EXERCISE DETAILS -
Reproduce the following material exactly, including every line.

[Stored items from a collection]
+---+

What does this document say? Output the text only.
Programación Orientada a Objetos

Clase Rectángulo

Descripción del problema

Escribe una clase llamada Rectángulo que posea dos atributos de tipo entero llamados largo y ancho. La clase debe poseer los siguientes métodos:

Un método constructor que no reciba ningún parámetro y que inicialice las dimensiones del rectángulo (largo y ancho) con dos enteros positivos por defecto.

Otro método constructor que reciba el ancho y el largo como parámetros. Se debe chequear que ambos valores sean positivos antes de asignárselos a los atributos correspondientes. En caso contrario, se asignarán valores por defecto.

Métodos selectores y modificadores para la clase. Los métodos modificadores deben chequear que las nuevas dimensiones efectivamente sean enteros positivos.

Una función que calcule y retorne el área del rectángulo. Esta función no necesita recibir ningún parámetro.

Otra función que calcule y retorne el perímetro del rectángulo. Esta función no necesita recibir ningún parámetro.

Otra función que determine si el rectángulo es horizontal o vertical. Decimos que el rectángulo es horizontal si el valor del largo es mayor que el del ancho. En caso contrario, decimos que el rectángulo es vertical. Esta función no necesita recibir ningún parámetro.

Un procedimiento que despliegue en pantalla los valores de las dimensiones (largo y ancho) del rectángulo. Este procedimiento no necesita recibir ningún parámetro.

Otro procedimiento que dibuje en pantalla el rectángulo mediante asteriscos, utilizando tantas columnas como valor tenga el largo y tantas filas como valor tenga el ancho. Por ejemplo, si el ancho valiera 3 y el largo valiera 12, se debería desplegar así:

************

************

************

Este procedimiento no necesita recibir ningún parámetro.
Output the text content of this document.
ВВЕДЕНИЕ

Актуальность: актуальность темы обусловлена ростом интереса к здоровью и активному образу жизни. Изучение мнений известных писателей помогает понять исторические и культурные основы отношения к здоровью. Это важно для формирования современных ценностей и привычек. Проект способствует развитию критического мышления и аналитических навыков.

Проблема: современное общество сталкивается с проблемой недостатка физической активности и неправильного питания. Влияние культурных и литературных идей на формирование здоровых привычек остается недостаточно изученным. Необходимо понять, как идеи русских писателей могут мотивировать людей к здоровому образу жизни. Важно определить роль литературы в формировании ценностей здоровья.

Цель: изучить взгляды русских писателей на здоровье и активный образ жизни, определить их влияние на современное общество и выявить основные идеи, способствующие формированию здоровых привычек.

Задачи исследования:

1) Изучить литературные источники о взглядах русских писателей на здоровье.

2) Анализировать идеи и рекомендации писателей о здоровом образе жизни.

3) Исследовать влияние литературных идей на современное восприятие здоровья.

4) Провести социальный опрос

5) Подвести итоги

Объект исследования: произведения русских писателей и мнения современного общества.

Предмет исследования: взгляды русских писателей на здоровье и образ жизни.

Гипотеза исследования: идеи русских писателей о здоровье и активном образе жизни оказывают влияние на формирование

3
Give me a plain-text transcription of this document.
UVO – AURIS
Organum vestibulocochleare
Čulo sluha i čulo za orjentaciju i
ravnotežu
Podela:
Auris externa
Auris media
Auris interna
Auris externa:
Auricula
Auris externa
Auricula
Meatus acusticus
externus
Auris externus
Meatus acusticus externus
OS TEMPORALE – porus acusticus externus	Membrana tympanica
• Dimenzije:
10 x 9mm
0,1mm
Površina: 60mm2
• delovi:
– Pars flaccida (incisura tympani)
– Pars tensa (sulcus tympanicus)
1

+---+

ANSWER TO THIS PROBLEM -
What does this document say? Output the text only.
Programación Orientada a Objetos

Clase Rectángulo

Descripción del problema

Escribe una clase llamada Rectángulo que posea dos atributos de tipo entero llamados largo y ancho. La clase debe poseer los siguientes métodos:

Un método constructor que no reciba ningún parámetro y que inicialice las dimensiones del rectángulo (largo y ancho) con dos enteros positivos por defecto.

Otro método constructor que reciba el ancho y el largo como parámetros. Se debe chequear que ambos valores sean positivos antes de asignárselos a los atributos correspondientes. En caso contrario, se asignarán valores por defecto.

Métodos selectores y modificadores para la clase. Los métodos modificadores deben chequear que las nuevas dimensiones efectivamente sean enteros positivos.

Una función que calcule y retorne el área del rectángulo. Esta función no necesita recibir ningún parámetro.

Otra función que calcule y retorne el perímetro del rectángulo. Esta función no necesita recibir ningún parámetro.

Otra función que determine si el rectángulo es horizontal o vertical. Decimos que el rectángulo es horizontal si el valor del largo es mayor que el del ancho. En caso contrario, decimos que el rectángulo es vertical. Esta función no necesita recibir ningún parámetro.

Un procedimiento que despliegue en pantalla los valores de las dimensiones (largo y ancho) del rectángulo. Este procedimiento no necesita recibir ningún parámetro.

Otro procedimiento que dibuje en pantalla el rectángulo mediante asteriscos, utilizando tantas columnas como valor tenga el largo y tantas filas como valor tenga el ancho. Por ejemplo, si el ancho valiera 3 y el largo valiera 12, se debería desplegar así:

************

************

************

Este procedimiento no necesita recibir ningún parámetro.
Output the text content of this document.
ВВЕДЕНИЕ

Актуальность: актуальность темы обусловлена ростом интереса к здоровью и активному образу жизни. Изучение мнений известных писателей помогает понять исторические и культурные основы отношения к здоровью. Это важно для формирования современных ценностей и привычек. Проект способствует развитию критического мышления и аналитических навыков.

Проблема: современное общество сталкивается с проблемой недостатка физической активности и неправильного питания. Влияние культурных и литературных идей на формирование здоровых привычек остается недостаточно изученным. Необходимо понять, как идеи русских писателей могут мотивировать людей к здоровому образу жизни. Важно определить роль литературы в формировании ценностей здоровья.

Цель: изучить взгляды русских писателей на здоровье и активный образ жизни, определить их влияние на современное общество и выявить основные идеи, способствующие формированию здоровых привычек.

Задачи исследования:

1) Изучить литературные источники о взглядах русских писателей на здоровье.

2) Анализировать идеи и рекомендации писателей о здоровом образе жизни.

3) Исследовать влияние литературных идей на современное восприятие здоровья.

4) Провести социальный опрос

5) Подвести итоги

Объект исследования: произведения русских писателей и мнения современного общества.

Предмет исследования: взгляды русских писателей на здоровье и образ жизни.

Гипотеза исследования: идеи русских писателей о здоровье и активном образе жизни оказывают влияние на формирование

3
Give me a plain-text transcription of this document.
UVO – AURIS
Organum vestibulocochleare
Čulo sluha i čulo za orjentaciju i
ravnotežu
Podela:
Auris externa
Auris media
Auris interna
Auris externa:
Auricula
Auris externa
Auricula
Meatus acusticus
externus
Auris externus
Meatus acusticus externus
OS TEMPORALE – porus acusticus externus	Membrana tympanica
• Dimenzije:
10 x 9mm
0,1mm
Površina: 60mm2
• delovi:
– Pars flaccida (incisura tympani)
– Pars tensa (sulcus tympanicus)
1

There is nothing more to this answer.